------ TEXTO FORNECIDO ------

Me intitulo Waloniano, o
caminho que sigo é o da Tradição Druídica Waloniana.
2. Na sua opinião, o
que distingue sua prática de outras dentro do Paganismo Celta?
Quando a Tradição foi
pensada não havia muito movimento céltico no Brasil, isso em 2001,
redes sociais não existiam e até mesmo o acesso à internet era
bastante limitado. Toda informação era obtida através de
pouquissímos livros e revistas ( nem sempre confiáveis) e através
de pessoas que estivessem dispostas a compartilhar aquilo que sabiam,
e nossa posição geográfica ( Rio Grande do Sul) não ajudou na
interação com outras pessoas, estamos distantes do centro cultural
brasileiro. Dentro deste cenário nós buscamos tudo que pudemos para
construir as bases do que hoje chamamos Tradição Druídica
Waloniana, unindo a busca da informação com um forte sentimento
clânico, já que dependíamos basicamente uns dos outros. Por anos
ficamos completamente à parte do “cenário céltico brasileiro”
trabalhando internamente diferentes questões e construindo
instintivamente nosso estilo de religiosidade.
Após o início da
interação com caminhos já estabelecidos como o Druidismo e o
Reconstrucionismo percebemos que não nos enquadrávamos
completamente em nenhum deles e tínhamos criado uma forma
alternativa, um reconstrucionista nos achará druidistas demais e um
druidista vai nos achar reconstrucionistas demais. Como o Druidismo e
o Reconstrucionismo um dia foram pensados, criados e organizados,
assim fizemos com nosso caminho.
Não tenho experiência
com nenhum outro caminho para seguramente apontar distinções, no
entanto posso afirmar que somos permeados de um forte sentimento
clânico nos comportando como uma família, entendemos que a
espiritualidade deva ser uma prioridade para aqueles que buscam este
caminho bem como seu trabalho enquanto membro de uma micro e macro
comunidade, temos posicionamento frente a debates sócio culturais,
não achamos que o sacerdócio seja o único caminho disponível para
viver a religiosidade mas entendemos que qualquer caminho escolhido
deva ser cumprido com serenidade, honra e sabedoria e principalmente,
achamos que qualquer pessoa possa praticar nossa espiritualidade,
pregamos acima de tudo a acessibilidade imediata, sem exigir
curriculum ou formação acadêmica.

------ ENTRADAS FORNECIDAS ------

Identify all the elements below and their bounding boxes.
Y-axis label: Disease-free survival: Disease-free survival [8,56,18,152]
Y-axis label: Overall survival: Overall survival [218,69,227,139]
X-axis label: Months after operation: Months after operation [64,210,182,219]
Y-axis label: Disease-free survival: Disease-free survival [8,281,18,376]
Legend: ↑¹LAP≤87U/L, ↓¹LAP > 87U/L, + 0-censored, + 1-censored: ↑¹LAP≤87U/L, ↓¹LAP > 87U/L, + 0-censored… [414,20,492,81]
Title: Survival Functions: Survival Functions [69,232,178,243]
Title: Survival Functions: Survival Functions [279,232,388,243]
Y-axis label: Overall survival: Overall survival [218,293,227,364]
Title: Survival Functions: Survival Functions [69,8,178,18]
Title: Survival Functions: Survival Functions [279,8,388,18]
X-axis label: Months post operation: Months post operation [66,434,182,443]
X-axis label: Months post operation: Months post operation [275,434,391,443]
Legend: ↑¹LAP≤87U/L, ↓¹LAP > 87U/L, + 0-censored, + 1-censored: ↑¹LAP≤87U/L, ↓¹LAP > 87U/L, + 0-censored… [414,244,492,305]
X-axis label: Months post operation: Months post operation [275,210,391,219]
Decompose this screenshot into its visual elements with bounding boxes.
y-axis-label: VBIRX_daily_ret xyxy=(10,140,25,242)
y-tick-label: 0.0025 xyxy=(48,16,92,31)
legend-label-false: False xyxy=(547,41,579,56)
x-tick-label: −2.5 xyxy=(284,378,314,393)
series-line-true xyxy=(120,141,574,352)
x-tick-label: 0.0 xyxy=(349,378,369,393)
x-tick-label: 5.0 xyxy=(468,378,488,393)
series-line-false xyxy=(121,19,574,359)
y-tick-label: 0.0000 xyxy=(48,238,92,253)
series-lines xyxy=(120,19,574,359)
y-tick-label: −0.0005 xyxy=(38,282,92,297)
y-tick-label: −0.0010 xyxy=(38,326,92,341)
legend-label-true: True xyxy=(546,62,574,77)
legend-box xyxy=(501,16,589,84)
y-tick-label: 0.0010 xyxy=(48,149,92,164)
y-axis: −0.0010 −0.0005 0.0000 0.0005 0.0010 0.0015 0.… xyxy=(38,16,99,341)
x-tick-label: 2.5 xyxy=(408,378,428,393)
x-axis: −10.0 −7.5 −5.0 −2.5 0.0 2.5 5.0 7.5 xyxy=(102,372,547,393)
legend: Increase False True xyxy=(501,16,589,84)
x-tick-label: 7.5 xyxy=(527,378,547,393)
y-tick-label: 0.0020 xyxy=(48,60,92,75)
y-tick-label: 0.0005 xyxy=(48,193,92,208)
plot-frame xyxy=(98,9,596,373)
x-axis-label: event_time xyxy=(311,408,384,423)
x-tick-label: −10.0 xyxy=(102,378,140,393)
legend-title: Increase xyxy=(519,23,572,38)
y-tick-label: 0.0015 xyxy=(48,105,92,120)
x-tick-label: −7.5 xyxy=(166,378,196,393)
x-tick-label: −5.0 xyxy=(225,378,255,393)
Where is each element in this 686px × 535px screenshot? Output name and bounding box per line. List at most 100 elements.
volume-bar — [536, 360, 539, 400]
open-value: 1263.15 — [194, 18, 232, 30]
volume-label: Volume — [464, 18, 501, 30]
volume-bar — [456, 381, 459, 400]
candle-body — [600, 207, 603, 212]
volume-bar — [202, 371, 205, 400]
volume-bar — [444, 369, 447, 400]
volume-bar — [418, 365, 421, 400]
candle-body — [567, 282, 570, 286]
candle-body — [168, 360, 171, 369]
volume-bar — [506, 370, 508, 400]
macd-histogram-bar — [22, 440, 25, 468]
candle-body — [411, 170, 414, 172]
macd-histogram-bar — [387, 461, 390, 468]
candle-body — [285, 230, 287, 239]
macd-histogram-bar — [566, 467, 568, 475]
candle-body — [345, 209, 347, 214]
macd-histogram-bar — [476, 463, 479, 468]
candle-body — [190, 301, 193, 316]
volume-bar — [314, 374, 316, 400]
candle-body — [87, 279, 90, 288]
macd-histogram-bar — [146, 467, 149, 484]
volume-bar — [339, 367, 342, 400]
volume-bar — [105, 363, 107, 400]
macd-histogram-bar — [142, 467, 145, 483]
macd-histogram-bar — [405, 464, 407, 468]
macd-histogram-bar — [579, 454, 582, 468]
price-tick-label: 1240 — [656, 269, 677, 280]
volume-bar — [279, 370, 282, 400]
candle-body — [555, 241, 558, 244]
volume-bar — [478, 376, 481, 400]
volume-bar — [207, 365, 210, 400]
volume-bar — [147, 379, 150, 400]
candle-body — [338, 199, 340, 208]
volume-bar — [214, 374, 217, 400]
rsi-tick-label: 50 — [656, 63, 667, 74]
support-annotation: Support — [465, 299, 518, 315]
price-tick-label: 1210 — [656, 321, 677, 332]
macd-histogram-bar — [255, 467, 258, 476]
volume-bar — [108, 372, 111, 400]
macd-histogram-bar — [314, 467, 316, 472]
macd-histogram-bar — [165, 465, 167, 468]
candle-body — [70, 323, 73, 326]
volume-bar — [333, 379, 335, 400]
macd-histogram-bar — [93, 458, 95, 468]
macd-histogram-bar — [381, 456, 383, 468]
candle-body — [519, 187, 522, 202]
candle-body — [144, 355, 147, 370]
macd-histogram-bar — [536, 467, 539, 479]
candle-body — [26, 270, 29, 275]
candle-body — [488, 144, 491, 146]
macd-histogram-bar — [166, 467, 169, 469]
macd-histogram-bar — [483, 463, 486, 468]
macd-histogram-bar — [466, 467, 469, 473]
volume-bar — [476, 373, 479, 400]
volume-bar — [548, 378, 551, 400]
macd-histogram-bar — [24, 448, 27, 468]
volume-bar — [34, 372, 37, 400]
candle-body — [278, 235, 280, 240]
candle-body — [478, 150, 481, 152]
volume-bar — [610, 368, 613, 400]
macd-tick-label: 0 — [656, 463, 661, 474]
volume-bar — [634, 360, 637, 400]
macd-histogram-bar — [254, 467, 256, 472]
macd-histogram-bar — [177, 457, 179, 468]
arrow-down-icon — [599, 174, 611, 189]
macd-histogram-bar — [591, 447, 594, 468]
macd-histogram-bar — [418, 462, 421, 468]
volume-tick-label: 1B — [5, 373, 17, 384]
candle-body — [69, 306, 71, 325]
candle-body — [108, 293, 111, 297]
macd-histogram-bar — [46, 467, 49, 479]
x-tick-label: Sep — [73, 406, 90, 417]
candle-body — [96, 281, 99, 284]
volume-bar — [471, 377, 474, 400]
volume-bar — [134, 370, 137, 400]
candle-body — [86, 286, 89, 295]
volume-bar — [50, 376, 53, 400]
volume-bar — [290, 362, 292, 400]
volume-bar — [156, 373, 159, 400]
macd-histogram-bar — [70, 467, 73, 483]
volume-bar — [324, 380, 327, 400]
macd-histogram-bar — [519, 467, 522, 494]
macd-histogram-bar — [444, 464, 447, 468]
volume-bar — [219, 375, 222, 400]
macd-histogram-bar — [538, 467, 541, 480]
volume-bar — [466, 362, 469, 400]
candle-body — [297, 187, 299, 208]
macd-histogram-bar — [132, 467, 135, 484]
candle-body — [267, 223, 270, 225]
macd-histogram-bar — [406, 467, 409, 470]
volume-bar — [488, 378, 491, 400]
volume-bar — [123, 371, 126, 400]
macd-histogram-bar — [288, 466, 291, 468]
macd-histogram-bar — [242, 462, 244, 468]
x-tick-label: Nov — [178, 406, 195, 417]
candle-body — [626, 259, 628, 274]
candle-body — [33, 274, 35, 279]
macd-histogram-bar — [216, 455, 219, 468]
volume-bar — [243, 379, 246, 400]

------

• **O QUE FAZER**
Retorne, sem nenhuma alteração, o trecho do texto sobre a Tradição Druídica Waloniana que abre com as palavras "trabalhando internamente diferentes" e fecha com "com nosso caminho.".

• **RESULTADO DO EXERCÍCIO**
trabalhando internamente diferentes questões e construindo
instintivamente nosso estilo de religiosidade.
Após o início da
interação com caminhos já estabelecidos como o Druidismo e o
Reconstrucionismo percebemos que não nos enquadrávamos
completamente em nenhum deles e tínhamos criado uma forma
alternativa, um reconstrucionista nos achará druidistas demais e um
druidista vai nos achar reconstrucionistas demais. Como o Druidismo e
o Reconstrucionismo um dia foram pensados, criados e organizados,
assim fizemos com nosso caminho.